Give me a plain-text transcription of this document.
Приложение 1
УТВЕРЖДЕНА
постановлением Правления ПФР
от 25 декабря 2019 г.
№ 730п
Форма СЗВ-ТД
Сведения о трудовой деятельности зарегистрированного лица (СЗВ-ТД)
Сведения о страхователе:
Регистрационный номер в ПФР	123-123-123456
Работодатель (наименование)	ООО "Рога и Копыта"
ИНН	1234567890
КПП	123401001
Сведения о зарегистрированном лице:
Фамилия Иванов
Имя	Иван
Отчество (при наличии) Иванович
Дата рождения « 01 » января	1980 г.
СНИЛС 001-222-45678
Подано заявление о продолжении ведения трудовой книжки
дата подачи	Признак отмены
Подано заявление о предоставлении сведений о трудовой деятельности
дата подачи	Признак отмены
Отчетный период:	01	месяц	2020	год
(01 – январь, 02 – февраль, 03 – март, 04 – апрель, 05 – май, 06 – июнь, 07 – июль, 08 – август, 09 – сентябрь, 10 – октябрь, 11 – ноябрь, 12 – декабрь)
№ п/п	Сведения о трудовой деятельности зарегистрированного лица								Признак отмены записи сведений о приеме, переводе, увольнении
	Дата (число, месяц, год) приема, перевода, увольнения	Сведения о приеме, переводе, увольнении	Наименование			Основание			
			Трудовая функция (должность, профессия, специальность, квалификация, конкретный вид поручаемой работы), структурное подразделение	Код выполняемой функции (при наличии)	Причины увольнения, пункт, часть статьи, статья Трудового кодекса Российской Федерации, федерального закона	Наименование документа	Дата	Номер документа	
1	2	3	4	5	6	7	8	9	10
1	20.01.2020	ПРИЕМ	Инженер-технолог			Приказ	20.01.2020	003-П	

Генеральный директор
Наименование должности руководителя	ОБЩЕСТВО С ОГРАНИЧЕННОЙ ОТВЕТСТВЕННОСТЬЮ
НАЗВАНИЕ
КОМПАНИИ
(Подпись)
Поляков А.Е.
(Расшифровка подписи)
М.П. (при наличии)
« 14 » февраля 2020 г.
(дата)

════════════════════

Required work:
Gather each line from the entries above that includes the word "деятельности".

Solution to the exercise:
Сведения о трудовой деятельности зарегистрированного лица (СЗВ-ТД)
Подано заявление о предоставлении сведений о трудовой деятельности
№ п/п	Сведения о трудовой деятельности зарегистрированного лица								Признак отмены записи сведений о приеме, переводе, увольнении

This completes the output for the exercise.